### WHAT TO PRODUCE
Skip the pictures. Transcribe the rest of the data below without changing a word.
>> Begin
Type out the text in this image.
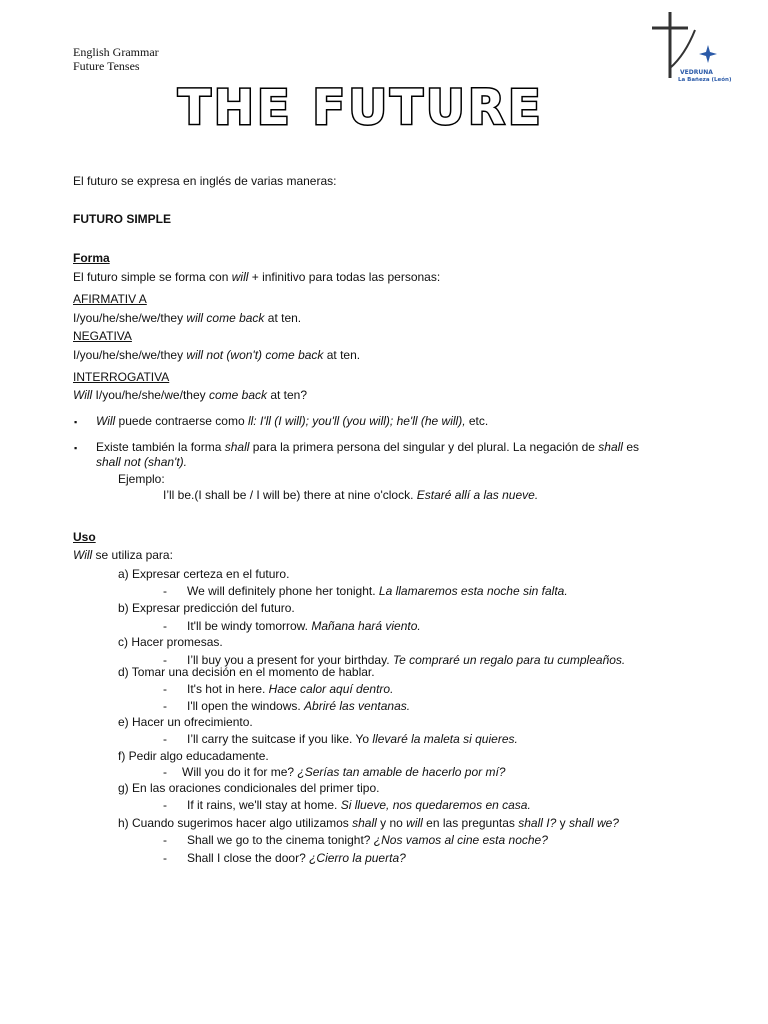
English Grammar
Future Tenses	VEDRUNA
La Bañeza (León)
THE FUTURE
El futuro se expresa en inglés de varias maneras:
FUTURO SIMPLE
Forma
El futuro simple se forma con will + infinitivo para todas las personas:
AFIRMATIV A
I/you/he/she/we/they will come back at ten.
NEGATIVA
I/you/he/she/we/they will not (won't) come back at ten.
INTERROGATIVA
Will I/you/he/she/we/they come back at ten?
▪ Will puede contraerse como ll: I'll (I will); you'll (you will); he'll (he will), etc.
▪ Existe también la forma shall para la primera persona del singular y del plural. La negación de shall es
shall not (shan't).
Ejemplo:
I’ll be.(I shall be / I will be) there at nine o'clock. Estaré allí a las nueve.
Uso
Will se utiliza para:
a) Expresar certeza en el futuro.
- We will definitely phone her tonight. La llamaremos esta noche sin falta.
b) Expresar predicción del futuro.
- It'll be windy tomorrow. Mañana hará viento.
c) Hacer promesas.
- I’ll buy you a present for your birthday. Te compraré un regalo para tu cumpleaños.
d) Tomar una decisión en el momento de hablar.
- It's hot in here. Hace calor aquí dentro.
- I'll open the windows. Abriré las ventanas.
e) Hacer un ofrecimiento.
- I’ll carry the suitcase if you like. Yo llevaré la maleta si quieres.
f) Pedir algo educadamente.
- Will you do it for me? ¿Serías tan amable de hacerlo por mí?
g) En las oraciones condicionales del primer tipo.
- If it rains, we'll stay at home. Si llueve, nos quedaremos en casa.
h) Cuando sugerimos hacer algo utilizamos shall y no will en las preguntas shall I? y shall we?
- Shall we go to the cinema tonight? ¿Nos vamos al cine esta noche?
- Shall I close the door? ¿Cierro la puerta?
>> End
### FULL OUTPUT
Type out the text in this image.
English Grammar
Future Tenses	VEDRUNA
La Bañeza (León)
THE FUTURE
El futuro se expresa en inglés de varias maneras:
FUTURO SIMPLE
Forma
El futuro simple se forma con will + infinitivo para todas las personas:
AFIRMATIV A
I/you/he/she/we/they will come back at ten.
NEGATIVA
I/you/he/she/we/they will not (won't) come back at ten.
INTERROGATIVA
Will I/you/he/she/we/they come back at ten?
▪ Will puede contraerse como ll: I'll (I will); you'll (you will); he'll (he will), etc.
▪ Existe también la forma shall para la primera persona del singular y del plural. La negación de shall es
shall not (shan't).
Ejemplo:
I’ll be.(I shall be / I will be) there at nine o'clock. Estaré allí a las nueve.
Uso
Will se utiliza para:
a) Expresar certeza en el futuro.
- We will definitely phone her tonight. La llamaremos esta noche sin falta.
b) Expresar predicción del futuro.
- It'll be windy tomorrow. Mañana hará viento.
c) Hacer promesas.
- I’ll buy you a present for your birthday. Te compraré un regalo para tu cumpleaños.
d) Tomar una decisión en el momento de hablar.
- It's hot in here. Hace calor aquí dentro.
- I'll open the windows. Abriré las ventanas.
e) Hacer un ofrecimiento.
- I’ll carry the suitcase if you like. Yo llevaré la maleta si quieres.
f) Pedir algo educadamente.
- Will you do it for me? ¿Serías tan amable de hacerlo por mí?
g) En las oraciones condicionales del primer tipo.
- If it rains, we'll stay at home. Si llueve, nos quedaremos en casa.
h) Cuando sugerimos hacer algo utilizamos shall y no will en las preguntas shall I? y shall we?
- Shall we go to the cinema tonight? ¿Nos vamos al cine esta noche?
- Shall I close the door? ¿Cierro la puerta?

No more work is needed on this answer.